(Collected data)
________

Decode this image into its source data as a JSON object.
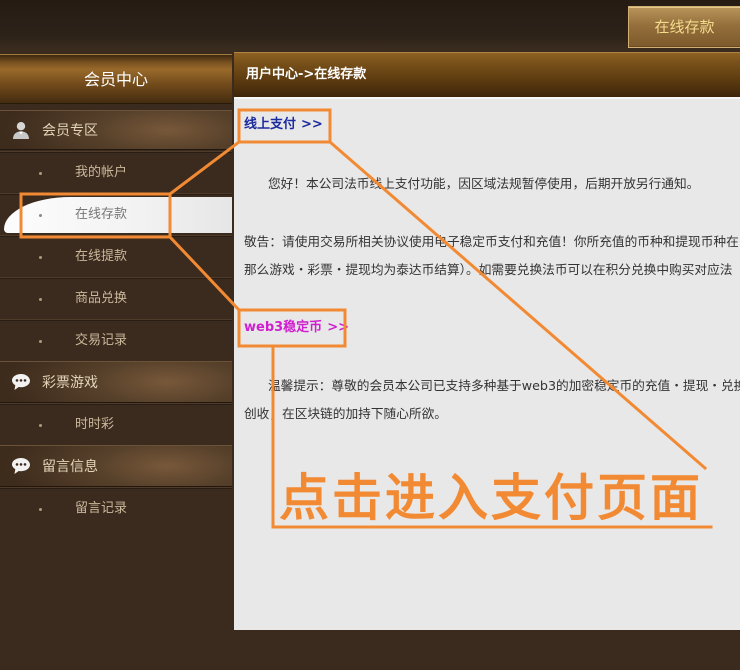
{
  "topbar": {
    "deposit_button": "在线存款"
  },
  "sidebar": {
    "title": "会员中心",
    "sections": [
      {
        "label": "会员专区",
        "icon": "user-icon",
        "items": [
          {
            "label": "我的帐户",
            "active": false
          },
          {
            "label": "在线存款",
            "active": true
          },
          {
            "label": "在线提款",
            "active": false
          },
          {
            "label": "商品兑换",
            "active": false
          },
          {
            "label": "交易记录",
            "active": false
          }
        ]
      },
      {
        "label": "彩票游戏",
        "icon": "chat-bubble-icon",
        "items": [
          {
            "label": "时时彩",
            "active": false
          }
        ]
      },
      {
        "label": "留言信息",
        "icon": "chat-bubble-icon",
        "items": [
          {
            "label": "留言记录",
            "active": false
          }
        ]
      }
    ]
  },
  "main": {
    "breadcrumb": "用户中心->在线存款",
    "online_payment": {
      "link_label": "线上支付",
      "link_arrow": ">>",
      "notice": "您好！本公司法币线上支付功能，因区域法规暂停使用，后期开放另行通知。",
      "warning_lines": [
        "敬告：请使用交易所相关协议使用电子稳定币支付和充值！你所充值的币种和提现币种在",
        "那么游戏・彩票・提现均为泰达币结算）。如需要兑换法币可以在积分兑换中购买对应法"
      ]
    },
    "web3": {
      "link_label": "web3稳定币",
      "link_arrow": ">>",
      "tip_lines": [
        "温馨提示：尊敬的会员本公司已支持多种基于web3的加密稳定币的充值・提现・兑换",
        "创收，在区块链的加持下随心所欲。"
      ]
    }
  },
  "annotation": {
    "callout_text": "点击进入支付页面"
  },
  "colors": {
    "annotation_orange": "#f28a34",
    "payment_link_blue": "#1b2a9e",
    "web3_link_magenta": "#d01fd0",
    "content_bg": "#e8e8e8",
    "sidebar_bg": "#3b2a1e"
  }
}
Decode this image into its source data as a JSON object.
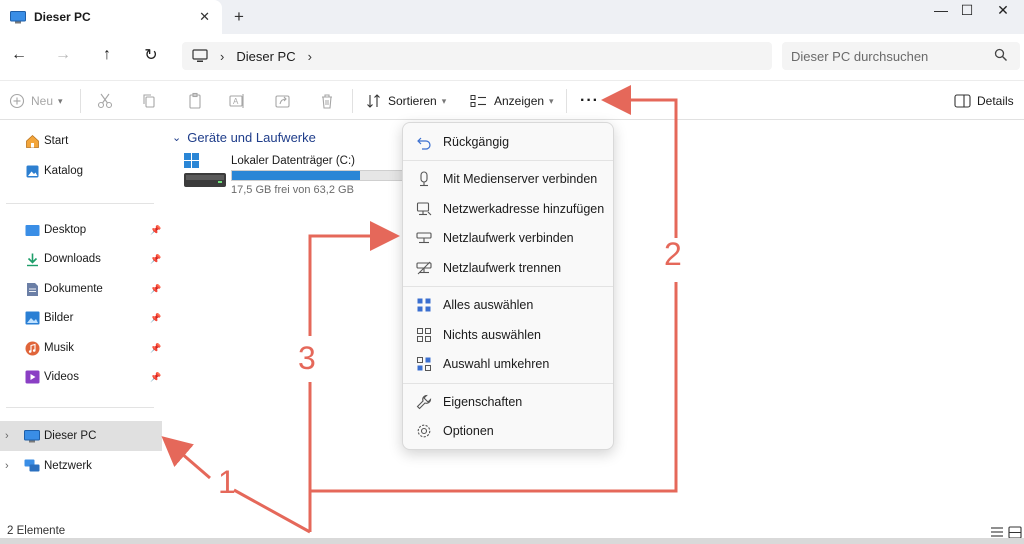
{
  "window": {
    "tab_title": "Dieser PC",
    "tab_close": "✕",
    "new_tab": "+",
    "minimize": "—",
    "maximize": "☐",
    "close": "✕"
  },
  "nav": {
    "back": "←",
    "forward": "→",
    "up": "↑",
    "refresh": "↻"
  },
  "address": {
    "separator": "›",
    "crumb": "Dieser PC",
    "trailing_separator": "›"
  },
  "search": {
    "placeholder": "Dieser PC durchsuchen"
  },
  "commandbar": {
    "new_label": "Neu",
    "sort_label": "Sortieren",
    "view_label": "Anzeigen",
    "more_label": "···",
    "details_label": "Details"
  },
  "sidebar": {
    "items": [
      {
        "label": "Start"
      },
      {
        "label": "Katalog"
      },
      {
        "label": "Desktop"
      },
      {
        "label": "Downloads"
      },
      {
        "label": "Dokumente"
      },
      {
        "label": "Bilder"
      },
      {
        "label": "Musik"
      },
      {
        "label": "Videos"
      },
      {
        "label": "Dieser PC"
      },
      {
        "label": "Netzwerk"
      }
    ]
  },
  "content": {
    "group_title": "Geräte und Laufwerke",
    "drive": {
      "name": "Lokaler Datenträger (C:)",
      "free_text": "17,5 GB frei von 63,2 GB",
      "used_fraction": 0.72
    }
  },
  "menu": {
    "items": [
      {
        "label": "Rückgängig"
      },
      {
        "label": "Mit Medienserver verbinden"
      },
      {
        "label": "Netzwerkadresse hinzufügen"
      },
      {
        "label": "Netzlaufwerk verbinden"
      },
      {
        "label": "Netzlaufwerk trennen"
      },
      {
        "label": "Alles auswählen"
      },
      {
        "label": "Nichts auswählen"
      },
      {
        "label": "Auswahl umkehren"
      },
      {
        "label": "Eigenschaften"
      },
      {
        "label": "Optionen"
      }
    ]
  },
  "status": {
    "count": "2 Elemente"
  },
  "annotations": {
    "one": "1",
    "two": "2",
    "three": "3",
    "color": "#e5685a"
  },
  "colors": {
    "accent": "#2a86d6",
    "group_title": "#1f3d8a",
    "selection": "#e0e0e0"
  }
}
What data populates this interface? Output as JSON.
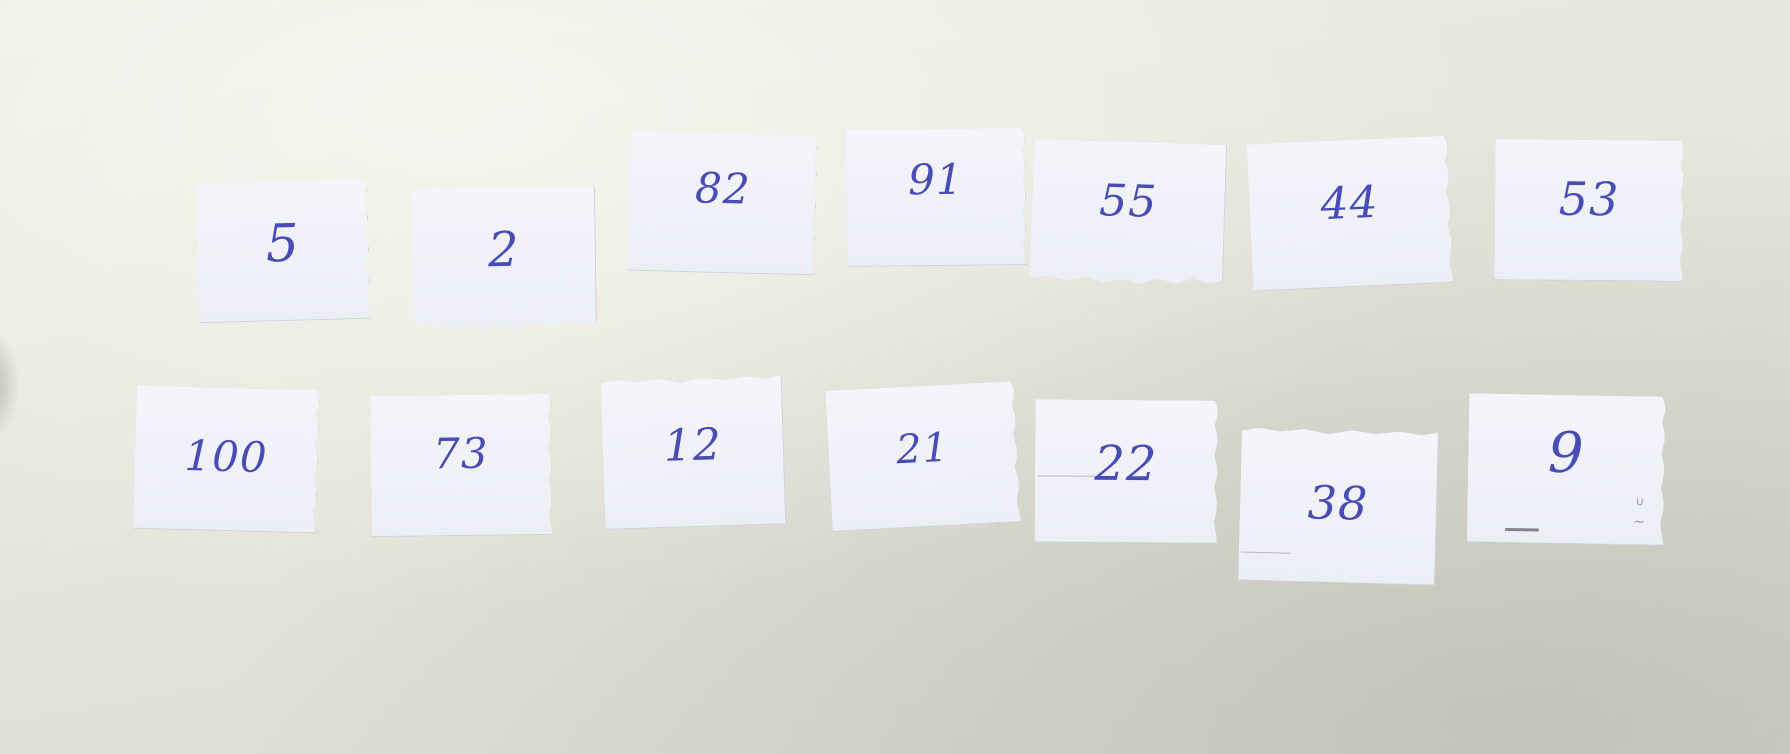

________

Exercise directions: Return each line exactly as written. Any picture gets left out.

Complete response:
Decode this image into its source data as a JSON object.
{
  "topbar": {
    "deposit_button": "在线存款"
  },
  "sidebar": {
    "title": "会员中心",
    "sections": [
      {
        "label": "会员专区",
        "icon": "user-icon",
        "items": [
          {
            "label": "我的帐户",
            "active": false
          },
          {
            "label": "在线存款",
            "active": true
          },
          {
            "label": "在线提款",
            "active": false
          },
          {
            "label": "商品兑换",
            "active": false
          },
          {
            "label": "交易记录",
            "active": false
          }
        ]
      },
      {
        "label": "彩票游戏",
        "icon": "chat-bubble-icon",
        "items": [
          {
            "label": "时时彩",
            "active": false
          }
        ]
      },
      {
        "label": "留言信息",
        "icon": "chat-bubble-icon",
        "items": [
          {
            "label": "留言记录",
            "active": false
          }
        ]
      }
    ]
  },
  "main": {
    "breadcrumb": "用户中心->在线存款",
    "online_payment": {
      "link_label": "线上支付",
      "link_arrow": ">>",
      "notice": "您好！本公司法币线上支付功能，因区域法规暂停使用，后期开放另行通知。",
      "warning_lines": [
        "敬告：请使用交易所相关协议使用电子稳定币支付和充值！你所充值的币种和提现币种在",
        "那么游戏・彩票・提现均为泰达币结算）。如需要兑换法币可以在积分兑换中购买对应法"
      ]
    },
    "web3": {
      "link_label": "web3稳定币",
      "link_arrow": ">>",
      "tip_lines": [
        "温馨提示：尊敬的会员本公司已支持多种基于web3的加密稳定币的充值・提现・兑换",
        "创收，在区块链的加持下随心所欲。"
      ]
    }
  },
  "annotation": {
    "callout_text": "点击进入支付页面"
  },
  "colors": {
    "annotation_orange": "#f28a34",
    "payment_link_blue": "#1b2a9e",
    "web3_link_magenta": "#d01fd0",
    "content_bg": "#e8e8e8",
    "sidebar_bg": "#3b2a1e"
  }
}
Decode this image into its source data as a JSON object.
{
  "window": {
    "tab_title": "Dieser PC",
    "tab_close": "✕",
    "new_tab": "+",
    "minimize": "—",
    "maximize": "☐",
    "close": "✕"
  },
  "nav": {
    "back": "←",
    "forward": "→",
    "up": "↑",
    "refresh": "↻"
  },
  "address": {
    "separator": "›",
    "crumb": "Dieser PC",
    "trailing_separator": "›"
  },
  "search": {
    "placeholder": "Dieser PC durchsuchen"
  },
  "commandbar": {
    "new_label": "Neu",
    "sort_label": "Sortieren",
    "view_label": "Anzeigen",
    "more_label": "···",
    "details_label": "Details"
  },
  "sidebar": {
    "items": [
      {
        "label": "Start"
      },
      {
        "label": "Katalog"
      },
      {
        "label": "Desktop"
      },
      {
        "label": "Downloads"
      },
      {
        "label": "Dokumente"
      },
      {
        "label": "Bilder"
      },
      {
        "label": "Musik"
      },
      {
        "label": "Videos"
      },
      {
        "label": "Dieser PC"
      },
      {
        "label": "Netzwerk"
      }
    ]
  },
  "content": {
    "group_title": "Geräte und Laufwerke",
    "drive": {
      "name": "Lokaler Datenträger (C:)",
      "free_text": "17,5 GB frei von 63,2 GB",
      "used_fraction": 0.72
    }
  },
  "menu": {
    "items": [
      {
        "label": "Rückgängig"
      },
      {
        "label": "Mit Medienserver verbinden"
      },
      {
        "label": "Netzwerkadresse hinzufügen"
      },
      {
        "label": "Netzlaufwerk verbinden"
      },
      {
        "label": "Netzlaufwerk trennen"
      },
      {
        "label": "Alles auswählen"
      },
      {
        "label": "Nichts auswählen"
      },
      {
        "label": "Auswahl umkehren"
      },
      {
        "label": "Eigenschaften"
      },
      {
        "label": "Optionen"
      }
    ]
  },
  "status": {
    "count": "2 Elemente"
  },
  "annotations": {
    "one": "1",
    "two": "2",
    "three": "3",
    "color": "#e5685a"
  },
  "colors": {
    "accent": "#2a86d6",
    "group_title": "#1f3d8a",
    "selection": "#e0e0e0"
  }
}
What data populates this interface? Output as JSON.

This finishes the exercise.